[Given exercise]:
Scan the entries below and extract each line with the word "level" in it.

_____

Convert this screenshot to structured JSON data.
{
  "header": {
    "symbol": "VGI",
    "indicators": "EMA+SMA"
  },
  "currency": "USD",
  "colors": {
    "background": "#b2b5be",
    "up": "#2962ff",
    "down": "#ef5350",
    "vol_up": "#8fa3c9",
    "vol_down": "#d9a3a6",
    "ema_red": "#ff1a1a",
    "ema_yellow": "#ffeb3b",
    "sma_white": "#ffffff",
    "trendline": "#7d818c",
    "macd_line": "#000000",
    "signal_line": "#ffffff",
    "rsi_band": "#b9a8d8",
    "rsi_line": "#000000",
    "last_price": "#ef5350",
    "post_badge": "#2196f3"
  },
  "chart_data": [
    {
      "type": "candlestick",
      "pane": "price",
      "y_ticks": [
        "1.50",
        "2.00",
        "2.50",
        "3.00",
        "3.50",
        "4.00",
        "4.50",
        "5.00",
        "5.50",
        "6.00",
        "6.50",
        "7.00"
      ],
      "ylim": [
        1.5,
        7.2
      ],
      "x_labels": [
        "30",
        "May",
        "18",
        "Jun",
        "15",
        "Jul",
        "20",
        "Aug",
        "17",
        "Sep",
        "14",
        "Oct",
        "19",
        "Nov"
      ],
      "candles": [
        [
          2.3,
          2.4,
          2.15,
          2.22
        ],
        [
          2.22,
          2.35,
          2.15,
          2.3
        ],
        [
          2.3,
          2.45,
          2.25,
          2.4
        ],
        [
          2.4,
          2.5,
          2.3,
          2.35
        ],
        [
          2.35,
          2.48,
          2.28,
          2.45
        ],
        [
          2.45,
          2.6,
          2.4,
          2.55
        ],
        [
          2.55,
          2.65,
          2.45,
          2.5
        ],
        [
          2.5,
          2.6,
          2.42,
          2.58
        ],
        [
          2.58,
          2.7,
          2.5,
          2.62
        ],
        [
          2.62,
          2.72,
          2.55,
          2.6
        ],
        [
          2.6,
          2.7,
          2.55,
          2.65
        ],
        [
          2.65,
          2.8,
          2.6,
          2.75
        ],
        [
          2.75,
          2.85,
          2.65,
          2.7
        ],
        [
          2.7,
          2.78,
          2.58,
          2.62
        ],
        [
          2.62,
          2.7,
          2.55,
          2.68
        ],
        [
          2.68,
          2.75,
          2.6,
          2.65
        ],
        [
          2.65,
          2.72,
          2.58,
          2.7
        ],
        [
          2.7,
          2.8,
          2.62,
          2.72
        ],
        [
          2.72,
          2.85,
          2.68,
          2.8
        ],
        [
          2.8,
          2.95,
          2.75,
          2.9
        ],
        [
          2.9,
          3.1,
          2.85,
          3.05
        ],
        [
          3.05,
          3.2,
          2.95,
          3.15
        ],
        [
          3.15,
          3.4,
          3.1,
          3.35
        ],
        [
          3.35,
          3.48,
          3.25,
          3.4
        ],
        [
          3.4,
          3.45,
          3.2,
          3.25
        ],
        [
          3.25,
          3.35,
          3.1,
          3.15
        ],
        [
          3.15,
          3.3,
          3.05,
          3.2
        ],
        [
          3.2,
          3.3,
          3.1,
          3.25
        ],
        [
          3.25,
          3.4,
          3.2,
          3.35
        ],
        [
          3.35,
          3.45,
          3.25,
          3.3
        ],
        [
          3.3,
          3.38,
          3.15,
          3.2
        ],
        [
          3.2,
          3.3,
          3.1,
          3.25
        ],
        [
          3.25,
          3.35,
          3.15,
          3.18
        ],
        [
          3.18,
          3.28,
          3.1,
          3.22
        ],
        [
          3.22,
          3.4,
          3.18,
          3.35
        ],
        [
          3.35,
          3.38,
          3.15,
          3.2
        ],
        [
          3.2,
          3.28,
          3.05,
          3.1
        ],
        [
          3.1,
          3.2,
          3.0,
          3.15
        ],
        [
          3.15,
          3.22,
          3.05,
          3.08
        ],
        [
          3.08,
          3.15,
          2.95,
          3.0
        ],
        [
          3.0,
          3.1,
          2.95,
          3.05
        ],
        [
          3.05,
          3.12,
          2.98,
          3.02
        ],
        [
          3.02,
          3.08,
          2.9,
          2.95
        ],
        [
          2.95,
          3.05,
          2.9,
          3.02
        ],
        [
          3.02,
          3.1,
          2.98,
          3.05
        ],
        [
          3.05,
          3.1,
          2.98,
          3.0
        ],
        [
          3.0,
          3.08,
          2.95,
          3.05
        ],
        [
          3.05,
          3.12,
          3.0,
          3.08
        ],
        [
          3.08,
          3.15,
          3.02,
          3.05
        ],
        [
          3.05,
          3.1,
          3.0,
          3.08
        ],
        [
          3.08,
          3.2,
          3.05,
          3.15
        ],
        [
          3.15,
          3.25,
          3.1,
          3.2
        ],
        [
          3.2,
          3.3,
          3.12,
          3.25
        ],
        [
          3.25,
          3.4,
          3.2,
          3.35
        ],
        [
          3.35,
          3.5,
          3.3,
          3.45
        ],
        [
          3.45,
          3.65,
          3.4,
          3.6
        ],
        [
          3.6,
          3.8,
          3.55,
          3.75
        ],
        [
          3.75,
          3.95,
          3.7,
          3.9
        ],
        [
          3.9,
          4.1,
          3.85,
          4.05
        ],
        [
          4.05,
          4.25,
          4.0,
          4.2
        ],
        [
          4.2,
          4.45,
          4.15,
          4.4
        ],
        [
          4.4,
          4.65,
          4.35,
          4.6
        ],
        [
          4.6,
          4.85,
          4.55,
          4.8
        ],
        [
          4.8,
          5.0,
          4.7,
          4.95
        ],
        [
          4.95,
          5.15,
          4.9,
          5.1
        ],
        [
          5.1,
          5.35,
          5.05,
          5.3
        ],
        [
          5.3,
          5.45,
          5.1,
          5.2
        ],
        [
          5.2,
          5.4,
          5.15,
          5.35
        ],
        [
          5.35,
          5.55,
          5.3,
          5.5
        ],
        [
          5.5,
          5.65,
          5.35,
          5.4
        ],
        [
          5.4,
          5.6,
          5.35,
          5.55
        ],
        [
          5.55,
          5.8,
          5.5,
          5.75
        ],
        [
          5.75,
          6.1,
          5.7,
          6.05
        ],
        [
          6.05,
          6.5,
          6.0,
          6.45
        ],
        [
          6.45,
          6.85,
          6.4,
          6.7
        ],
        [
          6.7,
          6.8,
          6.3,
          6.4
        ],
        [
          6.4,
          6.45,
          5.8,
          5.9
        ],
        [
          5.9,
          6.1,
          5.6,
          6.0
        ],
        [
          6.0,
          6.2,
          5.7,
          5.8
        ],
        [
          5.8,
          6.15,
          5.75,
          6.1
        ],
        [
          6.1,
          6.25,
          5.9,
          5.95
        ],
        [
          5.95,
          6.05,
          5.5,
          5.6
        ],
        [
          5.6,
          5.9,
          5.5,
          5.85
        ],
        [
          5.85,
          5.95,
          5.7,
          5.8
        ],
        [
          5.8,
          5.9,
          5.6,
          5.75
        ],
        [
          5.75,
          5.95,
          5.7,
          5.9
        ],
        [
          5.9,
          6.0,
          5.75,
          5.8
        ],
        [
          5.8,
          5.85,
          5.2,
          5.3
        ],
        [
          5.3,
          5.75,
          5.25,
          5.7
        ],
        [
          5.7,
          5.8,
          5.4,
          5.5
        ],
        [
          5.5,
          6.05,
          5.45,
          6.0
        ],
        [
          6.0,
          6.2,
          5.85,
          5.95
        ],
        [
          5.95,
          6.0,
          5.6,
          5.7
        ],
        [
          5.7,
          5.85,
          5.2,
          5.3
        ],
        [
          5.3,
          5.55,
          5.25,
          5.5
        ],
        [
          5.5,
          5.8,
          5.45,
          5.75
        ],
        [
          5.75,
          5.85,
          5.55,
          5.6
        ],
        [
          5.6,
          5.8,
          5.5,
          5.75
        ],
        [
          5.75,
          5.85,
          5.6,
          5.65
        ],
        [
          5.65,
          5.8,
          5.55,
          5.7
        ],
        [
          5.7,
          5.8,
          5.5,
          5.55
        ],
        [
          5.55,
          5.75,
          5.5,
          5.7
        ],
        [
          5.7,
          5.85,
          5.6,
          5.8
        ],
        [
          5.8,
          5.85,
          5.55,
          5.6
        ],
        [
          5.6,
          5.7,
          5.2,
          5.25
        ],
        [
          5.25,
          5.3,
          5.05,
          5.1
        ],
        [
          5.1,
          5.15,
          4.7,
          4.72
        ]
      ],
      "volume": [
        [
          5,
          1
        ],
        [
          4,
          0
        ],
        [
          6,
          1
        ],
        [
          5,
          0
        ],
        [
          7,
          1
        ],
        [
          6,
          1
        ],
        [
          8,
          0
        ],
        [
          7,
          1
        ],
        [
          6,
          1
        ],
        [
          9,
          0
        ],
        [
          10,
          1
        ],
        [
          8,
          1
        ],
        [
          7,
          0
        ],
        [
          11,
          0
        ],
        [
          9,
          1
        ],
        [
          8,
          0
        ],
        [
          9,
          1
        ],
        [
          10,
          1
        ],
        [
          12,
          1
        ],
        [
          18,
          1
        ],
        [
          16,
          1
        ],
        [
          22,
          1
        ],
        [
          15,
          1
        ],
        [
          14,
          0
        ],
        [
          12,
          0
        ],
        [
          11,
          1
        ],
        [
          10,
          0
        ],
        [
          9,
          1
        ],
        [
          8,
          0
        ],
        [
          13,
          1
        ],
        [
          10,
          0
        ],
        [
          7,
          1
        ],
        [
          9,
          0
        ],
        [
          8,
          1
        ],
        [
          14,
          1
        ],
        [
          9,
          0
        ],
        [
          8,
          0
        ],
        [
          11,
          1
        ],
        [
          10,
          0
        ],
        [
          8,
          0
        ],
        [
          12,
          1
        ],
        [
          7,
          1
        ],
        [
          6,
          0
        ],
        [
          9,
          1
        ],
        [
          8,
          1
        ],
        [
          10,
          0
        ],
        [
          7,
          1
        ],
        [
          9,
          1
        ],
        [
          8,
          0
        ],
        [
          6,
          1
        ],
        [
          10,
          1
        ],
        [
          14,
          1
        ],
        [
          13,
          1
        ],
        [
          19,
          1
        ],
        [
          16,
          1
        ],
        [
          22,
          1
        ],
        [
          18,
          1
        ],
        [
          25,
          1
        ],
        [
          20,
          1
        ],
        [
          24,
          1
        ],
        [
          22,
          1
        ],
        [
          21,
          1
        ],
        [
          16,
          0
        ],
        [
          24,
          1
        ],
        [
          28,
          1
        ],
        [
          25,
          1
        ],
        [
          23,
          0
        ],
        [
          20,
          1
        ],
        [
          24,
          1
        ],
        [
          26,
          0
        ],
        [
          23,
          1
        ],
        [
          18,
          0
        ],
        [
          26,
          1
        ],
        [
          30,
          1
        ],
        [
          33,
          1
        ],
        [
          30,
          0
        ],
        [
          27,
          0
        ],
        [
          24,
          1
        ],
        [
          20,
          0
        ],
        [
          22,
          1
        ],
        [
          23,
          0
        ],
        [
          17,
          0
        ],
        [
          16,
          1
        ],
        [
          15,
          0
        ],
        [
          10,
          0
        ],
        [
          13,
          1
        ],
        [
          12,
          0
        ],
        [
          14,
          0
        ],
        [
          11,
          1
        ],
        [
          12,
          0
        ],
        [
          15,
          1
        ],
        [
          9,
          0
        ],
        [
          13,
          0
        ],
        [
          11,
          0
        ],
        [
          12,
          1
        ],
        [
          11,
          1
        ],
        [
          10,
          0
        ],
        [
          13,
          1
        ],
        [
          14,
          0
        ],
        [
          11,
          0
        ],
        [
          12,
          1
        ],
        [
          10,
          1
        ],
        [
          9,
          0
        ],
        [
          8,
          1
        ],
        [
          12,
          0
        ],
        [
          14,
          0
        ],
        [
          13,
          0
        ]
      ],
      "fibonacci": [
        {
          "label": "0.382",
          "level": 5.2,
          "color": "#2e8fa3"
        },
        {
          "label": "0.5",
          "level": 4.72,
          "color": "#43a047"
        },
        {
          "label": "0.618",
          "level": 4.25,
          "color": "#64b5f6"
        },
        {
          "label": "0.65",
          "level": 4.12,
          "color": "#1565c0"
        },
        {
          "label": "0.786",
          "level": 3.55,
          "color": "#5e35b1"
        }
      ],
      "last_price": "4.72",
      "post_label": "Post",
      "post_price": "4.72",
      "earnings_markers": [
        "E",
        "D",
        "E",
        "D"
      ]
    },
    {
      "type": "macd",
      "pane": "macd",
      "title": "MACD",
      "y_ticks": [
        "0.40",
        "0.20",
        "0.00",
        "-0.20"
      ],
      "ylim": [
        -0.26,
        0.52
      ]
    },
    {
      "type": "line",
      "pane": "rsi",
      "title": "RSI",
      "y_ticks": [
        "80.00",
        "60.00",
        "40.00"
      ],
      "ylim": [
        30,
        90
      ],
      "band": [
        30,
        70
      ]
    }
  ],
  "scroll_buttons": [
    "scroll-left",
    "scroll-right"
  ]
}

_____

[Finished exercise]:
          "level": 5.2,
          "level": 4.72,
          "level": 4.25,
          "level": 4.12,
          "level": 3.55,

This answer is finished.